▸ **Requirement**: Your task is to copy every record exactly.

▸ **Provided data**:
◇ ◇ ◇ ◇ ◇
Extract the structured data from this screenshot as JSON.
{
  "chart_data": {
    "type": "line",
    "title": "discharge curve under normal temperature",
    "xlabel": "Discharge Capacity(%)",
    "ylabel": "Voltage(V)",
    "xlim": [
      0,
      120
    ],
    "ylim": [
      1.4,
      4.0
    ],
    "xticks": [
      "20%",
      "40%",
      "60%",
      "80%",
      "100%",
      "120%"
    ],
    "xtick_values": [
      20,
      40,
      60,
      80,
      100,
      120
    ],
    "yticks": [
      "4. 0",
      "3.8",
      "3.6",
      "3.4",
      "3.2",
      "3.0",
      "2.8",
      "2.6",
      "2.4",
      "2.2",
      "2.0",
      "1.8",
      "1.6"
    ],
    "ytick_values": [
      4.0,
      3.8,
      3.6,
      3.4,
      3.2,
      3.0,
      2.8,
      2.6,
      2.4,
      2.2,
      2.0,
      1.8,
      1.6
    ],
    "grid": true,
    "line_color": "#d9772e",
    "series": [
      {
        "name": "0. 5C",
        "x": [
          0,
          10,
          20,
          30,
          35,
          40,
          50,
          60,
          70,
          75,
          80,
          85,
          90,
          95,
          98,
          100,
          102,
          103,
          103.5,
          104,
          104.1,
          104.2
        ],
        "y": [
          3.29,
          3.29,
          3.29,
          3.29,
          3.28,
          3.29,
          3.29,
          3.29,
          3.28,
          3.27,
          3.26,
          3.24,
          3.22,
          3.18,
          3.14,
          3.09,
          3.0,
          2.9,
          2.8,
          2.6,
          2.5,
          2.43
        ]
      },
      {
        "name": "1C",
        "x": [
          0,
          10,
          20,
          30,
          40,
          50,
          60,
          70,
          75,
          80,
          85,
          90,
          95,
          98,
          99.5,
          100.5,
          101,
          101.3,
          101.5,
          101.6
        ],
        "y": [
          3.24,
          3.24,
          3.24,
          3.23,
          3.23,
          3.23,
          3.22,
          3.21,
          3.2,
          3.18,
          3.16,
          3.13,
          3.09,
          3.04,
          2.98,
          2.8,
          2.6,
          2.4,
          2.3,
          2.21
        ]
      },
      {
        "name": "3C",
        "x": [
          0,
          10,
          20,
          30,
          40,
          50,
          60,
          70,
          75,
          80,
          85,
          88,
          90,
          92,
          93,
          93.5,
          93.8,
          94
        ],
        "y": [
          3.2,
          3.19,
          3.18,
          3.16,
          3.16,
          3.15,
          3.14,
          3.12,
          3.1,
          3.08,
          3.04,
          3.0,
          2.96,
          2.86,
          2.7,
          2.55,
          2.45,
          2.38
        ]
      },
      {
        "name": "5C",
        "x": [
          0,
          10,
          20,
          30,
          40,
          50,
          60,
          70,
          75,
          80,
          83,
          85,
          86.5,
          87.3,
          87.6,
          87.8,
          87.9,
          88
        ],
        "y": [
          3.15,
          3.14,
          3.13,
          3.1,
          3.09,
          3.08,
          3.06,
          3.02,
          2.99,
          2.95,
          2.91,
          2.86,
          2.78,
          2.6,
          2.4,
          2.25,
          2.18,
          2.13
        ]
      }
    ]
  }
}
◇ ◇ ◇ ◇ ◇
▸ **Task response**:
Extract the structured data from this screenshot as JSON.
{
  "chart_data": {
    "type": "line",
    "title": "discharge curve under normal temperature",
    "xlabel": "Discharge Capacity(%)",
    "ylabel": "Voltage(V)",
    "xlim": [
      0,
      120
    ],
    "ylim": [
      1.4,
      4.0
    ],
    "xticks": [
      "20%",
      "40%",
      "60%",
      "80%",
      "100%",
      "120%"
    ],
    "xtick_values": [
      20,
      40,
      60,
      80,
      100,
      120
    ],
    "yticks": [
      "4. 0",
      "3.8",
      "3.6",
      "3.4",
      "3.2",
      "3.0",
      "2.8",
      "2.6",
      "2.4",
      "2.2",
      "2.0",
      "1.8",
      "1.6"
    ],
    "ytick_values": [
      4.0,
      3.8,
      3.6,
      3.4,
      3.2,
      3.0,
      2.8,
      2.6,
      2.4,
      2.2,
      2.0,
      1.8,
      1.6
    ],
    "grid": true,
    "line_color": "#d9772e",
    "series": [
      {
        "name": "0. 5C",
        "x": [
          0,
          10,
          20,
          30,
          35,
          40,
          50,
          60,
          70,
          75,
          80,
          85,
          90,
          95,
          98,
          100,
          102,
          103,
          103.5,
          104,
          104.1,
          104.2
        ],
        "y": [
          3.29,
          3.29,
          3.29,
          3.29,
          3.28,
          3.29,
          3.29,
          3.29,
          3.28,
          3.27,
          3.26,
          3.24,
          3.22,
          3.18,
          3.14,
          3.09,
          3.0,
          2.9,
          2.8,
          2.6,
          2.5,
          2.43
        ]
      },
      {
        "name": "1C",
        "x": [
          0,
          10,
          20,
          30,
          40,
          50,
          60,
          70,
          75,
          80,
          85,
          90,
          95,
          98,
          99.5,
          100.5,
          101,
          101.3,
          101.5,
          101.6
        ],
        "y": [
          3.24,
          3.24,
          3.24,
          3.23,
          3.23,
          3.23,
          3.22,
          3.21,
          3.2,
          3.18,
          3.16,
          3.13,
          3.09,
          3.04,
          2.98,
          2.8,
          2.6,
          2.4,
          2.3,
          2.21
        ]
      },
      {
        "name": "3C",
        "x": [
          0,
          10,
          20,
          30,
          40,
          50,
          60,
          70,
          75,
          80,
          85,
          88,
          90,
          92,
          93,
          93.5,
          93.8,
          94
        ],
        "y": [
          3.2,
          3.19,
          3.18,
          3.16,
          3.16,
          3.15,
          3.14,
          3.12,
          3.1,
          3.08,
          3.04,
          3.0,
          2.96,
          2.86,
          2.7,
          2.55,
          2.45,
          2.38
        ]
      },
      {
        "name": "5C",
        "x": [
          0,
          10,
          20,
          30,
          40,
          50,
          60,
          70,
          75,
          80,
          83,
          85,
          86.5,
          87.3,
          87.6,
          87.8,
          87.9,
          88
        ],
        "y": [
          3.15,
          3.14,
          3.13,
          3.1,
          3.09,
          3.08,
          3.06,
          3.02,
          2.99,
          2.95,
          2.91,
          2.86,
          2.78,
          2.6,
          2.4,
          2.25,
          2.18,
          2.13
        ]
      }
    ]
  }
}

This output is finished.